**Directive**
Drop the images; return everything else in the listing below exactly.

**Dataset records**
★ ★ ★
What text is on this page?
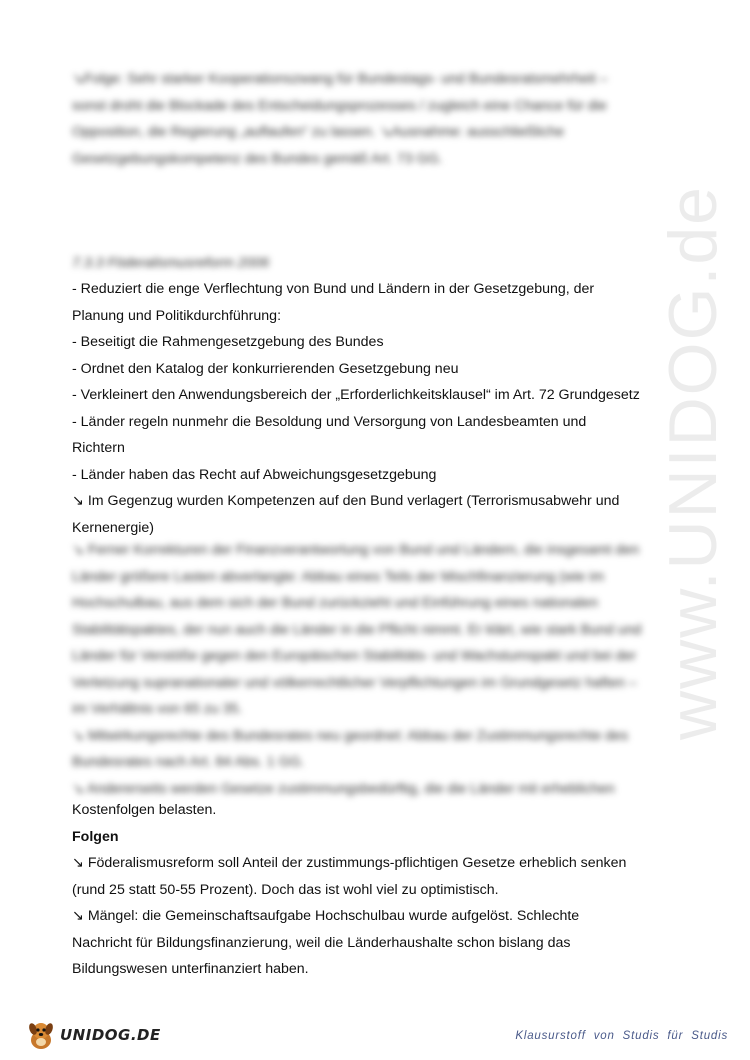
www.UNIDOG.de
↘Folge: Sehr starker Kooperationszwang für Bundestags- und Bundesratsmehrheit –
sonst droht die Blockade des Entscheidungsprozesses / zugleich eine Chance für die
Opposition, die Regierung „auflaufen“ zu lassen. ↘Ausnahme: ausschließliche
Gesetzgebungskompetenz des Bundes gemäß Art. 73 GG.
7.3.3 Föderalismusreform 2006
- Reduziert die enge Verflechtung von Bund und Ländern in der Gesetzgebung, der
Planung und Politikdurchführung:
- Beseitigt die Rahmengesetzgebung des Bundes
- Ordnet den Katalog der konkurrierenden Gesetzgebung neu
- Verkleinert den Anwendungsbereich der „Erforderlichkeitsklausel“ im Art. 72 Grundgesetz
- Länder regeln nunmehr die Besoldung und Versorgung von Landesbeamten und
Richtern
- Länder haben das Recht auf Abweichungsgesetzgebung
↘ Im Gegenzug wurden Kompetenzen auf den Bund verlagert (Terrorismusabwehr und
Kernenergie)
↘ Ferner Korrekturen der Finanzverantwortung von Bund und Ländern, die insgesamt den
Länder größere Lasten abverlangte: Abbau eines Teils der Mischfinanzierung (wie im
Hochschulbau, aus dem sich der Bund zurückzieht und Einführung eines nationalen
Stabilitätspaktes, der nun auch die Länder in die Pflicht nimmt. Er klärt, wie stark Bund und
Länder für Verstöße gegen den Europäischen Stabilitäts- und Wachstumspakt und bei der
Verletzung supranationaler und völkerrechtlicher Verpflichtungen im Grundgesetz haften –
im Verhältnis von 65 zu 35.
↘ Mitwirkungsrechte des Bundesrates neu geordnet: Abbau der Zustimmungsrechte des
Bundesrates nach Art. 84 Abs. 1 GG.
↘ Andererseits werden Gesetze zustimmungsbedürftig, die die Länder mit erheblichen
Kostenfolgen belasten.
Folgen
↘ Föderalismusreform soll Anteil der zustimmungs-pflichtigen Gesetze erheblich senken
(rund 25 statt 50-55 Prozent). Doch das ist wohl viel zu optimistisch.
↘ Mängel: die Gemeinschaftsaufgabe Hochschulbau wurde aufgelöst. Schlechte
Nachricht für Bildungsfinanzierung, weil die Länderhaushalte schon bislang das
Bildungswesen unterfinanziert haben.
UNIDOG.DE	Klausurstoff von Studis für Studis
★ ★ ★
**Full answer**
What text is on this page?
www.UNIDOG.de
↘Folge: Sehr starker Kooperationszwang für Bundestags- und Bundesratsmehrheit –
sonst droht die Blockade des Entscheidungsprozesses / zugleich eine Chance für die
Opposition, die Regierung „auflaufen“ zu lassen. ↘Ausnahme: ausschließliche
Gesetzgebungskompetenz des Bundes gemäß Art. 73 GG.
7.3.3 Föderalismusreform 2006
- Reduziert die enge Verflechtung von Bund und Ländern in der Gesetzgebung, der
Planung und Politikdurchführung:
- Beseitigt die Rahmengesetzgebung des Bundes
- Ordnet den Katalog der konkurrierenden Gesetzgebung neu
- Verkleinert den Anwendungsbereich der „Erforderlichkeitsklausel“ im Art. 72 Grundgesetz
- Länder regeln nunmehr die Besoldung und Versorgung von Landesbeamten und
Richtern
- Länder haben das Recht auf Abweichungsgesetzgebung
↘ Im Gegenzug wurden Kompetenzen auf den Bund verlagert (Terrorismusabwehr und
Kernenergie)
↘ Ferner Korrekturen der Finanzverantwortung von Bund und Ländern, die insgesamt den
Länder größere Lasten abverlangte: Abbau eines Teils der Mischfinanzierung (wie im
Hochschulbau, aus dem sich der Bund zurückzieht und Einführung eines nationalen
Stabilitätspaktes, der nun auch die Länder in die Pflicht nimmt. Er klärt, wie stark Bund und
Länder für Verstöße gegen den Europäischen Stabilitäts- und Wachstumspakt und bei der
Verletzung supranationaler und völkerrechtlicher Verpflichtungen im Grundgesetz haften –
im Verhältnis von 65 zu 35.
↘ Mitwirkungsrechte des Bundesrates neu geordnet: Abbau der Zustimmungsrechte des
Bundesrates nach Art. 84 Abs. 1 GG.
↘ Andererseits werden Gesetze zustimmungsbedürftig, die die Länder mit erheblichen
Kostenfolgen belasten.
Folgen
↘ Föderalismusreform soll Anteil der zustimmungs-pflichtigen Gesetze erheblich senken
(rund 25 statt 50-55 Prozent). Doch das ist wohl viel zu optimistisch.
↘ Mängel: die Gemeinschaftsaufgabe Hochschulbau wurde aufgelöst. Schlechte
Nachricht für Bildungsfinanzierung, weil die Länderhaushalte schon bislang das
Bildungswesen unterfinanziert haben.
UNIDOG.DE	Klausurstoff von Studis für Studis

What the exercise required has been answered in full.